**What you need to do**
Extract and list every line that contains the word "this".

──────────────────────────────

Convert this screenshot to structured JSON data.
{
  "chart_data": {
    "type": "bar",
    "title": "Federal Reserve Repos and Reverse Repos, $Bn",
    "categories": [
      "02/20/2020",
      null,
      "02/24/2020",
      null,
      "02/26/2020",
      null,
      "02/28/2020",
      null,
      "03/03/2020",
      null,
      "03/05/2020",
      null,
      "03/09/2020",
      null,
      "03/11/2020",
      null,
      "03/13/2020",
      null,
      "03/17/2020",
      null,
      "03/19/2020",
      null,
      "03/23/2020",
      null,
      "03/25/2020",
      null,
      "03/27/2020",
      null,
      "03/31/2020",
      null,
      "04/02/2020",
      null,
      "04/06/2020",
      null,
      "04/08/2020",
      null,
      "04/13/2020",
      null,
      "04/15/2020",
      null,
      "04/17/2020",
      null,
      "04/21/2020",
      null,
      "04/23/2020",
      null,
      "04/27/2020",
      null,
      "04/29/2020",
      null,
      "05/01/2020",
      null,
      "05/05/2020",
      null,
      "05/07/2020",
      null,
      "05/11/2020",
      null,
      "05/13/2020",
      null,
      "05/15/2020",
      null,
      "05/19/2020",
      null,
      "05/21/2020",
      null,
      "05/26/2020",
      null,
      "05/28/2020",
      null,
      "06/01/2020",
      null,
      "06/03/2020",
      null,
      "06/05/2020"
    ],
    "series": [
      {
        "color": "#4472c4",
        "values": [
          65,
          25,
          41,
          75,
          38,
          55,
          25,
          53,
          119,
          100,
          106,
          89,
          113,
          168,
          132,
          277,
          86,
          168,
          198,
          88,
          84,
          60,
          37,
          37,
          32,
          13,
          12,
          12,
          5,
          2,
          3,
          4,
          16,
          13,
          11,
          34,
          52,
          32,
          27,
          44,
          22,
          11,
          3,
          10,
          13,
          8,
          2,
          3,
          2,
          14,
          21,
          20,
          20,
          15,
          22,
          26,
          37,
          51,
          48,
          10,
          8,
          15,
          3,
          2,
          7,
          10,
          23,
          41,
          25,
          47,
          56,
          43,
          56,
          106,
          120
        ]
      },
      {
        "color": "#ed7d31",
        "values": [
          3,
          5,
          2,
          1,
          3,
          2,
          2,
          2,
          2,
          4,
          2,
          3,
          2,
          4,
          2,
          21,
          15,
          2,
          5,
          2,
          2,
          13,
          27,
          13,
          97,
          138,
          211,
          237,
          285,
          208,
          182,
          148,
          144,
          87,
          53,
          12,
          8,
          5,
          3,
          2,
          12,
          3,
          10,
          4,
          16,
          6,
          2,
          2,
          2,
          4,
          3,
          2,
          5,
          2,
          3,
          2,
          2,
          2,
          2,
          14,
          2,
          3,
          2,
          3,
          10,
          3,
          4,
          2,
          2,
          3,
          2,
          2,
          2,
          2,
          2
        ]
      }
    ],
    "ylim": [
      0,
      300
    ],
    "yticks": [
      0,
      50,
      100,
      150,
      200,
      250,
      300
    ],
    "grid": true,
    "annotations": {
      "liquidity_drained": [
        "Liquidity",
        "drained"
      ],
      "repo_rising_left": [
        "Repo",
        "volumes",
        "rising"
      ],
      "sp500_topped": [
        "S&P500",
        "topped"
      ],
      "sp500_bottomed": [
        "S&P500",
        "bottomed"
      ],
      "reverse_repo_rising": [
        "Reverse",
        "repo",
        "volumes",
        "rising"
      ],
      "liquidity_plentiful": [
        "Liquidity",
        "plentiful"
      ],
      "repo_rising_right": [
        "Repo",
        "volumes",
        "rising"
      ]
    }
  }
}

──────────────────────────────

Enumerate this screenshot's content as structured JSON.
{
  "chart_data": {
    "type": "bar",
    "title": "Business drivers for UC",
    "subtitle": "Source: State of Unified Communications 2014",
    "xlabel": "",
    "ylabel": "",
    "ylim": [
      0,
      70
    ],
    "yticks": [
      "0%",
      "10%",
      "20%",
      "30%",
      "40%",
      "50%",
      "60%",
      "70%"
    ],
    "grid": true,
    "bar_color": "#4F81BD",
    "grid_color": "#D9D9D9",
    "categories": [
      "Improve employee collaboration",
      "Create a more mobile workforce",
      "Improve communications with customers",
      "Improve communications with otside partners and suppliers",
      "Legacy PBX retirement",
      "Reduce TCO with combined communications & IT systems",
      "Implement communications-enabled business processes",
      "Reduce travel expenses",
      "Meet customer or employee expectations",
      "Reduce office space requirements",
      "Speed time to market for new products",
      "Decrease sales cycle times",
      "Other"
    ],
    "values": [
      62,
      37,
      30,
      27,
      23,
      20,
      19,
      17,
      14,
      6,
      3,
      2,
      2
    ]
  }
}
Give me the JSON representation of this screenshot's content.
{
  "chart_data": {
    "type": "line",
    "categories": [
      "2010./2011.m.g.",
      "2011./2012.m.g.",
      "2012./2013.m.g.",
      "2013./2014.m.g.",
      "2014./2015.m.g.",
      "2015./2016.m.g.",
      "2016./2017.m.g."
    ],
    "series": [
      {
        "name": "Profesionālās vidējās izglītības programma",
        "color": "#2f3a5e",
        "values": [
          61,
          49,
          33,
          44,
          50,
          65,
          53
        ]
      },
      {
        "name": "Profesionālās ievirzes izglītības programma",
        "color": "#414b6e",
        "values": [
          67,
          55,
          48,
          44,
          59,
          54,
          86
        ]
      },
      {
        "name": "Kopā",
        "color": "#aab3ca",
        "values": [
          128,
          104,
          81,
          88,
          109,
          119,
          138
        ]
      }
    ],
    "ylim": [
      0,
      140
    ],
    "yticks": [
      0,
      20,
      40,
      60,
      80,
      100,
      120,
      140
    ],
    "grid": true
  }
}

──────────────────────────────

**Full output**
Convert this screenshot to structured JSON data.
Enumerate this screenshot's content as structured JSON.
Give me the JSON representation of this screenshot's content.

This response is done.